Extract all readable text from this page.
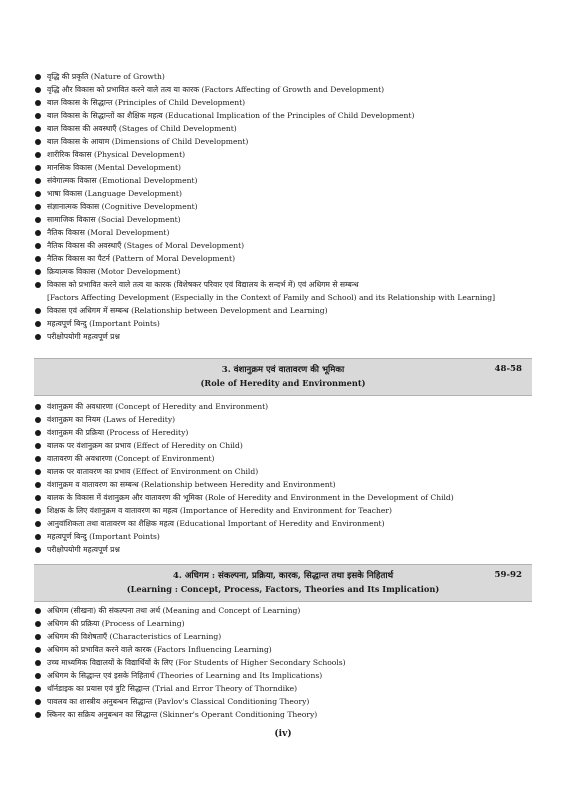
वृद्धि की प्रकृति (Nature of Growth)
वृद्धि और विकास को प्रभावित करने वाले तत्व या कारक (Factors Affecting of Growth and Development)
बाल विकास के सिद्धान्त (Principles of Child Development)
बाल विकास के सिद्धान्तों का शैक्षिक महत्व (Educational Implication of the Principles of Child Development)
बाल विकास की अवस्थाएँ (Stages of Child Development)
बाल विकास के आयाम (Dimensions of Child Development)
शारीरिक विकास (Physical Development)
मानसिक विकास (Mental Development)
संवेगात्मक विकास (Emotional Development)
भाषा विकास (Language Development)
संज्ञानात्मक विकास (Cognitive Development)
सामाजिक विकास (Social Development)
नैतिक विकास (Moral Development)
नैतिक विकास की अवस्थाएँ (Stages of Moral Development)
नैतिक विकास का पैटर्न (Pattern of Moral Development)
क्रियात्मक विकास (Motor Development)
विकास को प्रभावित करने वाले तत्व या कारक (विशेषकर परिवार एवं विद्यालय के सन्दर्भ में) एवं अधिगम से सम्बन्ध
[Factors Affecting Development (Especially in the Context of Family and School) and its Relationship with Learning]
विकास एवं अधिगम में सम्बन्ध (Relationship between Development and Learning)
महत्वपूर्ण बिन्दु (Important Points)
परीक्षोपयोगी महत्वपूर्ण प्रश्न
3. वंशानुक्रम एवं वातावरण की भूमिका
(Role of Heredity and Environment)
48-58
वंशानुक्रम की अवधारणा (Concept of Heredity and Environment)
वंशानुक्रम का नियम (Laws of Heredity)
वंशानुक्रम की प्रक्रिया (Process of Heredity)
बालक पर वंशानुक्रम का प्रभाव (Effect of Heredity on Child)
वातावरण की अवधारणा (Concept of Environment)
बालक पर वातावरण का प्रभाव (Effect of Environment on Child)
वंशानुक्रम व वातावरण का सम्बन्ध (Relationship between Heredity and Environment)
बालक के विकास में वंशानुक्रम और वातावरण की भूमिका (Role of Heredity and Environment in the Development of Child)
शिक्षक के लिए वंशानुक्रम व वातावरण का महत्व (Importance of Heredity and Environment for Teacher)
आनुवांशिकता तथा वातावरण का शैक्षिक महत्व (Educational Important of Heredity and Environment)
महत्वपूर्ण बिन्दु (Important Points)
परीक्षोपयोगी महत्वपूर्ण प्रश्न
4. अधिगम : संकल्पना, प्रक्रिया, कारक, सिद्धान्त तथा इसके निहितार्थ
(Learning : Concept, Process, Factors, Theories and Its Implication)
59-92
अधिगम (सीखना) की संकल्पना तथा अर्थ (Meaning and Concept of Learning)
अधिगम की प्रक्रिया (Process of Learning)
अधिगम की विशेषताएँ (Characteristics of Learning)
अधिगम को प्रभावित करने वाले कारक (Factors Influencing Learning)
उच्च माध्यमिक विद्यालयों के विद्यार्थियों के लिए (For Students of Higher Secondary Schools)
अधिगम के सिद्धान्त एवं इसके निहितार्थ (Theories of Learning and Its Implications)
थॉर्नडाइक का प्रयास एवं त्रुटि सिद्धान्त (Trial and Error Theory of Thorndike)
पावलव का शास्त्रीय अनुबन्धन सिद्धान्त (Pavlov's Classical Conditioning Theory)
स्किनर का सक्रिय अनुबन्धन का सिद्धान्त (Skinner's Operant Conditioning Theory)
(iv)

════════

> **Exercise requirements**
Give an exact reproduction of every line, leaving out any picture.

> **Task solution**
Extract all readable text from this page.
वृद्धि की प्रकृति (Nature of Growth)
वृद्धि और विकास को प्रभावित करने वाले तत्व या कारक (Factors Affecting of Growth and Development)
बाल विकास के सिद्धान्त (Principles of Child Development)
बाल विकास के सिद्धान्तों का शैक्षिक महत्व (Educational Implication of the Principles of Child Development)
बाल विकास की अवस्थाएँ (Stages of Child Development)
बाल विकास के आयाम (Dimensions of Child Development)
शारीरिक विकास (Physical Development)
मानसिक विकास (Mental Development)
संवेगात्मक विकास (Emotional Development)
भाषा विकास (Language Development)
संज्ञानात्मक विकास (Cognitive Development)
सामाजिक विकास (Social Development)
नैतिक विकास (Moral Development)
नैतिक विकास की अवस्थाएँ (Stages of Moral Development)
नैतिक विकास का पैटर्न (Pattern of Moral Development)
क्रियात्मक विकास (Motor Development)
विकास को प्रभावित करने वाले तत्व या कारक (विशेषकर परिवार एवं विद्यालय के सन्दर्भ में) एवं अधिगम से सम्बन्ध
[Factors Affecting Development (Especially in the Context of Family and School) and its Relationship with Learning]
विकास एवं अधिगम में सम्बन्ध (Relationship between Development and Learning)
महत्वपूर्ण बिन्दु (Important Points)
परीक्षोपयोगी महत्वपूर्ण प्रश्न
3. वंशानुक्रम एवं वातावरण की भूमिका
(Role of Heredity and Environment)
48-58
वंशानुक्रम की अवधारणा (Concept of Heredity and Environment)
वंशानुक्रम का नियम (Laws of Heredity)
वंशानुक्रम की प्रक्रिया (Process of Heredity)
बालक पर वंशानुक्रम का प्रभाव (Effect of Heredity on Child)
वातावरण की अवधारणा (Concept of Environment)
बालक पर वातावरण का प्रभाव (Effect of Environment on Child)
वंशानुक्रम व वातावरण का सम्बन्ध (Relationship between Heredity and Environment)
बालक के विकास में वंशानुक्रम और वातावरण की भूमिका (Role of Heredity and Environment in the Development of Child)
शिक्षक के लिए वंशानुक्रम व वातावरण का महत्व (Importance of Heredity and Environment for Teacher)
आनुवांशिकता तथा वातावरण का शैक्षिक महत्व (Educational Important of Heredity and Environment)
महत्वपूर्ण बिन्दु (Important Points)
परीक्षोपयोगी महत्वपूर्ण प्रश्न
4. अधिगम : संकल्पना, प्रक्रिया, कारक, सिद्धान्त तथा इसके निहितार्थ
(Learning : Concept, Process, Factors, Theories and Its Implication)
59-92
अधिगम (सीखना) की संकल्पना तथा अर्थ (Meaning and Concept of Learning)
अधिगम की प्रक्रिया (Process of Learning)
अधिगम की विशेषताएँ (Characteristics of Learning)
अधिगम को प्रभावित करने वाले कारक (Factors Influencing Learning)
उच्च माध्यमिक विद्यालयों के विद्यार्थियों के लिए (For Students of Higher Secondary Schools)
अधिगम के सिद्धान्त एवं इसके निहितार्थ (Theories of Learning and Its Implications)
थॉर्नडाइक का प्रयास एवं त्रुटि सिद्धान्त (Trial and Error Theory of Thorndike)
पावलव का शास्त्रीय अनुबन्धन सिद्धान्त (Pavlov's Classical Conditioning Theory)
स्किनर का सक्रिय अनुबन्धन का सिद्धान्त (Skinner's Operant Conditioning Theory)
(iv)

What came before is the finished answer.